■ **RECORDS TO USE**:
────────

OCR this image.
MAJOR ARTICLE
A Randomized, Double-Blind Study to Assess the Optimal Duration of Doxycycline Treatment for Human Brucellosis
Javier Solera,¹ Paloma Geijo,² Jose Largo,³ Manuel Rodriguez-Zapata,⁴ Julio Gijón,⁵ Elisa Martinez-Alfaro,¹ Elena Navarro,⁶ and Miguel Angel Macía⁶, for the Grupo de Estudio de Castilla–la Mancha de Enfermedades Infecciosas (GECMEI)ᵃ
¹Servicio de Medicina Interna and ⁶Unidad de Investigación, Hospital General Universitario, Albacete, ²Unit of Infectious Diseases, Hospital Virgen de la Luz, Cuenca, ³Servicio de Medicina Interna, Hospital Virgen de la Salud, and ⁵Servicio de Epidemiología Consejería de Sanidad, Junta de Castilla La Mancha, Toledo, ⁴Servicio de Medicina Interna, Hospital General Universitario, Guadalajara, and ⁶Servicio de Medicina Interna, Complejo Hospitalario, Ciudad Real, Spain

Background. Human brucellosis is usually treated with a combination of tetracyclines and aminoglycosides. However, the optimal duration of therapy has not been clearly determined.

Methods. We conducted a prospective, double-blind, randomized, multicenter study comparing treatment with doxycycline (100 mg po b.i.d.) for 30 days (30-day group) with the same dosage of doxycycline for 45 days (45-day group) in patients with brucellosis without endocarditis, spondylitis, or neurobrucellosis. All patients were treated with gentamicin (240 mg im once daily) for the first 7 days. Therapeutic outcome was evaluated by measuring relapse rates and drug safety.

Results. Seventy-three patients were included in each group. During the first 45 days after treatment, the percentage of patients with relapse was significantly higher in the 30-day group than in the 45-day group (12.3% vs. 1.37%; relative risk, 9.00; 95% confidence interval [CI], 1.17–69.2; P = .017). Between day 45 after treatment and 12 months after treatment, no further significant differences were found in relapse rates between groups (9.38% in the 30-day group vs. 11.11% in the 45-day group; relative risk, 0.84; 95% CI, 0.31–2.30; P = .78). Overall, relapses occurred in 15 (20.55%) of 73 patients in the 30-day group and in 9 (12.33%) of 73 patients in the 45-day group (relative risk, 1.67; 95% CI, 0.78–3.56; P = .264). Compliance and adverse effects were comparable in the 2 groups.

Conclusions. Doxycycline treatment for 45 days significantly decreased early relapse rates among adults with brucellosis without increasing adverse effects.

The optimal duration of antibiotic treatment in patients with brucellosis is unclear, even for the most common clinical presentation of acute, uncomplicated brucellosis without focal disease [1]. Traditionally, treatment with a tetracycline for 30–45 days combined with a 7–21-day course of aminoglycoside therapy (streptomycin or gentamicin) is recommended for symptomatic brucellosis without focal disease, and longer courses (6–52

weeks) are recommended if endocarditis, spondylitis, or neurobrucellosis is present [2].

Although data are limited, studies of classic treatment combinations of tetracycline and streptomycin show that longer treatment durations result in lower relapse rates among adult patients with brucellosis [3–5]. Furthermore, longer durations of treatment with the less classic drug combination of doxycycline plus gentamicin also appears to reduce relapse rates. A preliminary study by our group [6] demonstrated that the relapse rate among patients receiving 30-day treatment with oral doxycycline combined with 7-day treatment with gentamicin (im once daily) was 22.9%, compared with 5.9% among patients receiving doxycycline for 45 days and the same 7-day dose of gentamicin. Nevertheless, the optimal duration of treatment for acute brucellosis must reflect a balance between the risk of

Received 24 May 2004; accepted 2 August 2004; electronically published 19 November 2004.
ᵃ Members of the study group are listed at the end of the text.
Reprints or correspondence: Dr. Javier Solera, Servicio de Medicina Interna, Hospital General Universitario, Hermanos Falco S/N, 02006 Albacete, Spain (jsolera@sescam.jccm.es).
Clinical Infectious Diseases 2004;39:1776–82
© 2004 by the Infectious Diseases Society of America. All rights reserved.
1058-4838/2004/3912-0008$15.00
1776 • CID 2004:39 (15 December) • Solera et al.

────────

■ **TASK DETAILS**: Start to finish, restate the records above word for word.

■ **SOLUTION FOR THIS EXERCISE**:
OCR this image.
MAJOR ARTICLE
A Randomized, Double-Blind Study to Assess the Optimal Duration of Doxycycline Treatment for Human Brucellosis
Javier Solera,¹ Paloma Geijo,² Jose Largo,³ Manuel Rodriguez-Zapata,⁴ Julio Gijón,⁵ Elisa Martinez-Alfaro,¹ Elena Navarro,⁶ and Miguel Angel Macía⁶, for the Grupo de Estudio de Castilla–la Mancha de Enfermedades Infecciosas (GECMEI)ᵃ
¹Servicio de Medicina Interna and ⁶Unidad de Investigación, Hospital General Universitario, Albacete, ²Unit of Infectious Diseases, Hospital Virgen de la Luz, Cuenca, ³Servicio de Medicina Interna, Hospital Virgen de la Salud, and ⁵Servicio de Epidemiología Consejería de Sanidad, Junta de Castilla La Mancha, Toledo, ⁴Servicio de Medicina Interna, Hospital General Universitario, Guadalajara, and ⁶Servicio de Medicina Interna, Complejo Hospitalario, Ciudad Real, Spain

Background. Human brucellosis is usually treated with a combination of tetracyclines and aminoglycosides. However, the optimal duration of therapy has not been clearly determined.

Methods. We conducted a prospective, double-blind, randomized, multicenter study comparing treatment with doxycycline (100 mg po b.i.d.) for 30 days (30-day group) with the same dosage of doxycycline for 45 days (45-day group) in patients with brucellosis without endocarditis, spondylitis, or neurobrucellosis. All patients were treated with gentamicin (240 mg im once daily) for the first 7 days. Therapeutic outcome was evaluated by measuring relapse rates and drug safety.

Results. Seventy-three patients were included in each group. During the first 45 days after treatment, the percentage of patients with relapse was significantly higher in the 30-day group than in the 45-day group (12.3% vs. 1.37%; relative risk, 9.00; 95% confidence interval [CI], 1.17–69.2; P = .017). Between day 45 after treatment and 12 months after treatment, no further significant differences were found in relapse rates between groups (9.38% in the 30-day group vs. 11.11% in the 45-day group; relative risk, 0.84; 95% CI, 0.31–2.30; P = .78). Overall, relapses occurred in 15 (20.55%) of 73 patients in the 30-day group and in 9 (12.33%) of 73 patients in the 45-day group (relative risk, 1.67; 95% CI, 0.78–3.56; P = .264). Compliance and adverse effects were comparable in the 2 groups.

Conclusions. Doxycycline treatment for 45 days significantly decreased early relapse rates among adults with brucellosis without increasing adverse effects.

The optimal duration of antibiotic treatment in patients with brucellosis is unclear, even for the most common clinical presentation of acute, uncomplicated brucellosis without focal disease [1]. Traditionally, treatment with a tetracycline for 30–45 days combined with a 7–21-day course of aminoglycoside therapy (streptomycin or gentamicin) is recommended for symptomatic brucellosis without focal disease, and longer courses (6–52

weeks) are recommended if endocarditis, spondylitis, or neurobrucellosis is present [2].

Although data are limited, studies of classic treatment combinations of tetracycline and streptomycin show that longer treatment durations result in lower relapse rates among adult patients with brucellosis [3–5]. Furthermore, longer durations of treatment with the less classic drug combination of doxycycline plus gentamicin also appears to reduce relapse rates. A preliminary study by our group [6] demonstrated that the relapse rate among patients receiving 30-day treatment with oral doxycycline combined with 7-day treatment with gentamicin (im once daily) was 22.9%, compared with 5.9% among patients receiving doxycycline for 45 days and the same 7-day dose of gentamicin. Nevertheless, the optimal duration of treatment for acute brucellosis must reflect a balance between the risk of

Received 24 May 2004; accepted 2 August 2004; electronically published 19 November 2004.
ᵃ Members of the study group are listed at the end of the text.
Reprints or correspondence: Dr. Javier Solera, Servicio de Medicina Interna, Hospital General Universitario, Hermanos Falco S/N, 02006 Albacete, Spain (jsolera@sescam.jccm.es).
Clinical Infectious Diseases 2004;39:1776–82
© 2004 by the Infectious Diseases Society of America. All rights reserved.
1058-4838/2004/3912-0008$15.00
1776 • CID 2004:39 (15 December) • Solera et al.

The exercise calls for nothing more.